### Page extract
##########
It is her television work that has made Lynda really famous though from her appearances in The Rag Trade in the early 1960s right through to Open All Hours, Doctors and EastEnders of more modern times.
“I have great memories of all of them and when people start asking me questions about the different shows it is amazing how good their memories are as well.
“I get asked about appearing in Doctor Who for instance, which is not something I am particularly well known for.
“I have a claim to fame on that one though as I was in Doctor Who in the 1960s, the 1980s and then in 2011 so it could be said that I have had two centuries of Doctor Who and played three different characters.
“As well as EastEnders I also played in Coronation Street and Crossroads so I have done my bit in the soaps. There was one I particularly liked and it was a one-off called The Road To Coronation Street and it was about how Tony Warren got Coronation Street on TV.
“I played Violet Carson which was a great honour and it was really nice to actually for a few minutes play Violet Carson playing Ena Sharples.”
The Two Ronnies, The Bill, Dinnerladies, Last Of The Summer Wine – the list is endless but probably the two most popular roles were in Open All Hours and in the children’s favourite, Come Outside.
“Playing Auntie Mabel in Come Outside was a delight. I used to get wonderful letters from children asking for a signed photo – mostly of Pippin who was Auntie Mabel’s dog and a lovely co-star. Pippin stole every scene and why not. Pippin was lovely.
“It was such a nice series, funny, educational, safe and cosy all at the same time. Having appeared in things like Hands Of The Ripper, being Auntie Mabel was lovely.”
Auntie Mabel did not have much in common with Nurse Gladys Emmanuel – or did she?
“Probably not, but as a nurse you still are the kind of figure that people want to be friends with,” she said.
“The trouble is that Arkwright wanted to be more than just friends and that made for a great and very funny storyline all the way through the nine years of the series.
“Working with Ronnie Barker and David Jason was unbelievable – two great actors in a brilliantly scripted sitcom. There was never a day when we did not have a great laugh ourselves and that carried on when Still Open All Hours became a series.
##########
### Assignment
Continue the piece about Lynda's television career, starting after its last sentence.
##########
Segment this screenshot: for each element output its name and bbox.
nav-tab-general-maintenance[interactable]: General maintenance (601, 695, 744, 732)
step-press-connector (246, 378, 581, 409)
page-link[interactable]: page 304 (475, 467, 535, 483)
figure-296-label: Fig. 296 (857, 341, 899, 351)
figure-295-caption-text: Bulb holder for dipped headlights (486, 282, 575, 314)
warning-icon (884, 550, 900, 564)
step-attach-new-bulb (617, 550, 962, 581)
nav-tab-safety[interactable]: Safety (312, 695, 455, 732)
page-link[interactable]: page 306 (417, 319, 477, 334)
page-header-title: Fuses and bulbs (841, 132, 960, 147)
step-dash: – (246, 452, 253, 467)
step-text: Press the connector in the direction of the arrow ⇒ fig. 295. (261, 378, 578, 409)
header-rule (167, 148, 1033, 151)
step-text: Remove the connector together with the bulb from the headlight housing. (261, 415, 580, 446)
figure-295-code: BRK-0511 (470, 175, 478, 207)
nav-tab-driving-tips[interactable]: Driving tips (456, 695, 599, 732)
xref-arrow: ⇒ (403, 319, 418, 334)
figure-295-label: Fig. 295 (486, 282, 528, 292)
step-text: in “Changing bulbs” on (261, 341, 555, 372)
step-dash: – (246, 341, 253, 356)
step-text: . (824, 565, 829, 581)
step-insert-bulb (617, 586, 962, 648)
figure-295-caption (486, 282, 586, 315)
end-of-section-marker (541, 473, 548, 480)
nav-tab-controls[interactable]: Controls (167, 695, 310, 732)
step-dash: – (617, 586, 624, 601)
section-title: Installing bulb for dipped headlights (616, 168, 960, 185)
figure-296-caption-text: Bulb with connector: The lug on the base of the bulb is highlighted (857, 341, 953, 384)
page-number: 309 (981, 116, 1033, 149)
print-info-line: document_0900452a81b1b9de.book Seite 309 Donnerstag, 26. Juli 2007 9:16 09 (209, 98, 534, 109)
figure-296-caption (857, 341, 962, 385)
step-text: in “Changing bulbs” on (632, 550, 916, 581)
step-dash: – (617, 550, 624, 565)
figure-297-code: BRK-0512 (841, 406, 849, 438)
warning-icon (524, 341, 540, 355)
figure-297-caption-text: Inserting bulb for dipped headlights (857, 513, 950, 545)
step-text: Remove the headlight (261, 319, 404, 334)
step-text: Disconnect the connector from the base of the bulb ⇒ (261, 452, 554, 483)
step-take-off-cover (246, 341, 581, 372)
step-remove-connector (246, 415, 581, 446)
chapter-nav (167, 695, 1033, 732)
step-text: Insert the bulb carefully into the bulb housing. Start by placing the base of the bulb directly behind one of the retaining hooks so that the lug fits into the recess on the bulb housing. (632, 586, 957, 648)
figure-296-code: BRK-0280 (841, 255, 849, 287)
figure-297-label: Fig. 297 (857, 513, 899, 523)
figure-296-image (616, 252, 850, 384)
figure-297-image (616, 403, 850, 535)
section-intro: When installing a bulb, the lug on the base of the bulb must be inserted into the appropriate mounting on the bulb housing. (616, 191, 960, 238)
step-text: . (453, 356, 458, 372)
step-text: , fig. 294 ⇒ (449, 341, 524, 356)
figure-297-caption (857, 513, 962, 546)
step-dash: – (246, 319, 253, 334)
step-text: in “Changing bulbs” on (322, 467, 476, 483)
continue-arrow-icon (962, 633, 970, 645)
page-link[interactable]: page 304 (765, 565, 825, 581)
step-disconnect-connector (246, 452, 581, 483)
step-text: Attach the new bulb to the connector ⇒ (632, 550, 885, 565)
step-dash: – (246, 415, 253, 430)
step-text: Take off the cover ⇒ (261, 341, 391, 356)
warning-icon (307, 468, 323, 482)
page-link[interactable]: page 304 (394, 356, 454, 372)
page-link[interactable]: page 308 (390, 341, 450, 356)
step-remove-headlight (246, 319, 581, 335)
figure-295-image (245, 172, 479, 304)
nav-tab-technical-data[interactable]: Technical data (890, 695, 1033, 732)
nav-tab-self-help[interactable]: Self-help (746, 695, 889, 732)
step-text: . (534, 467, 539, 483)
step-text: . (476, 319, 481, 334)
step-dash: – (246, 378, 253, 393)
##########
### Exercise output
“I was asked to return as Nurse Gladys for that and I was very happy to do so. We didn’t know if it was going to work but the viewers loved it and so it has lasted the test of time.
“We took each series as it came and I didn’t particularly want to leave it but I had taken other commitments so I didn’t carry on to the present. You never know if that might change though. Who knows what tomorrow might bring?
“That is why whenever I’m asked what is my favourite part I always give the same answer – the next one.
“I have been an actress for a long time now and I hope to go on for quite a while yet. It is hard to imagine a life when I would not be an actress.
“If it had not happened for me I don’t know what I would have done although it is quite likely that I might have become a market gardener because I have always had an interest in growing things. I’m quite practical with my interests, I like cooking, knitting, painting, that kind of thing.
“I am fortunate though that I have had such a long career and lots of variety.
“I should hate it if I was recognised for playing just one character although I can fully understand why people get into a soap and stay there as long as possible. Being an actor can be a precarious business, I have been very lucky.”
“Skilled” is probably a better word than “lucky” when thinking of Lynda Baron and it sounds as if she will go on performing those skills for a long time to come.